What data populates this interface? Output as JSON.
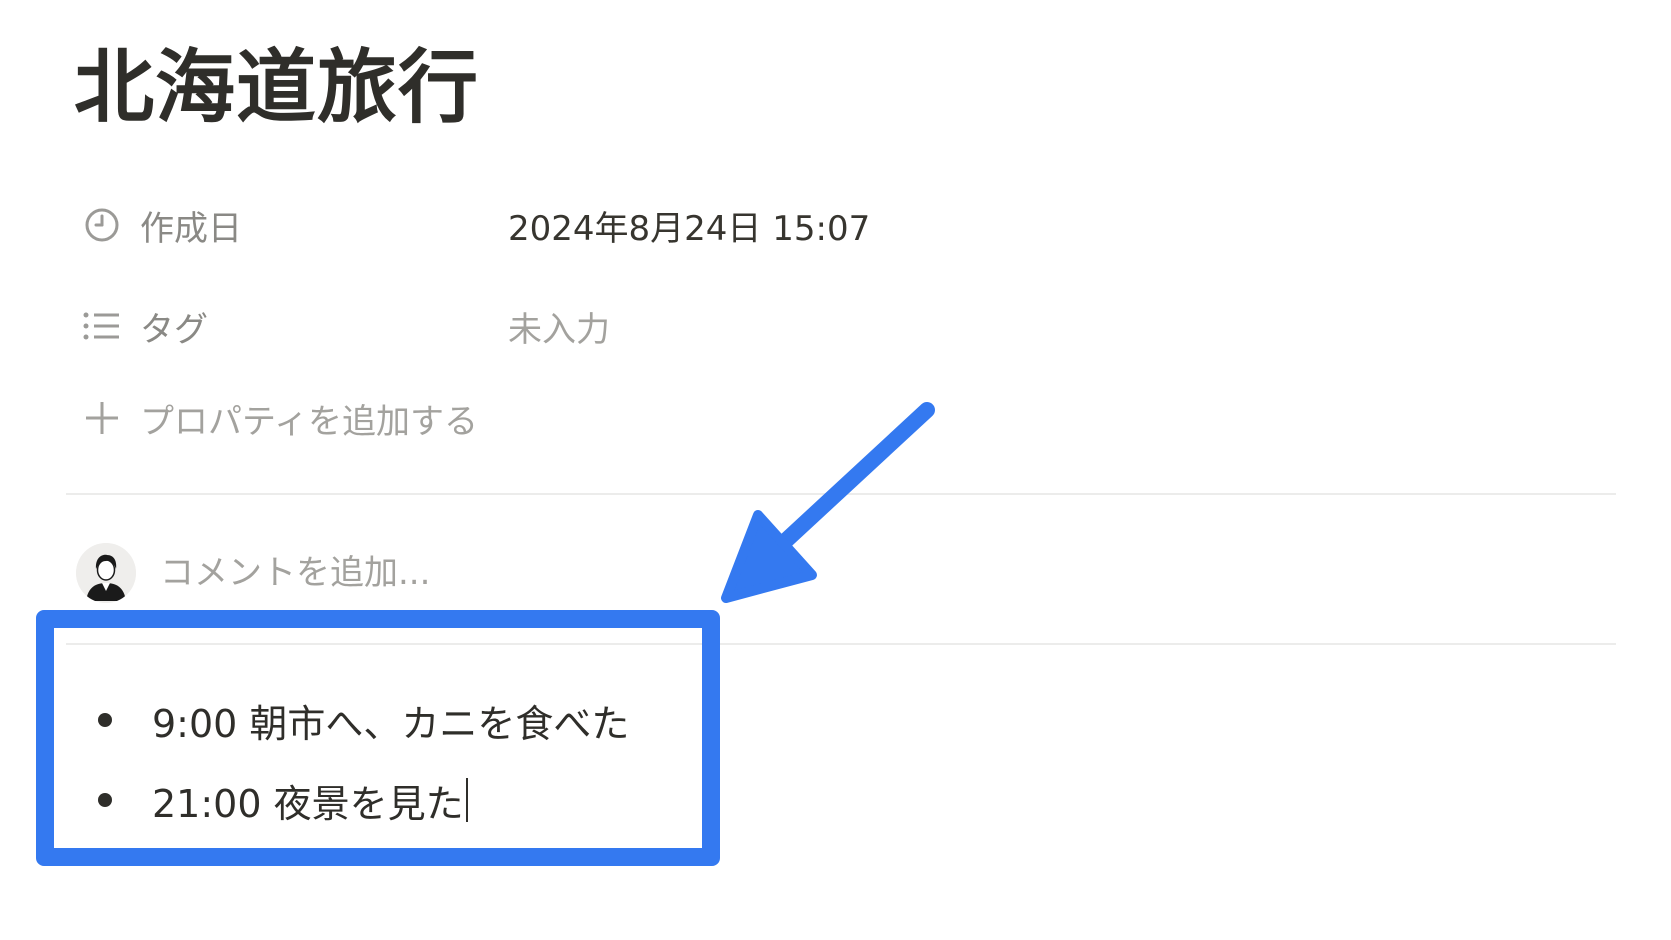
{
  "page": {
    "title": "北海道旅行"
  },
  "properties": [
    {
      "icon": "clock-icon",
      "label": "作成日",
      "value": "2024年8月24日 15:07",
      "empty": false
    },
    {
      "icon": "list-icon",
      "label": "タグ",
      "value": "未入力",
      "empty": true
    }
  ],
  "add_property": {
    "icon": "plus-icon",
    "label": "プロパティを追加する"
  },
  "comment": {
    "placeholder": "コメントを追加..."
  },
  "content": {
    "bullets": [
      "9:00 朝市へ、カニを食べた",
      "21:00 夜景を見た"
    ]
  },
  "annotation": {
    "color": "#3479f0"
  }
}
# # #
__OBJECTIVE__:
Pull out all lines containing the word "icon" from the entries above.

__THE REPLY__:
      "icon": "clock-icon",
      "icon": "list-icon",
    "icon": "plus-icon",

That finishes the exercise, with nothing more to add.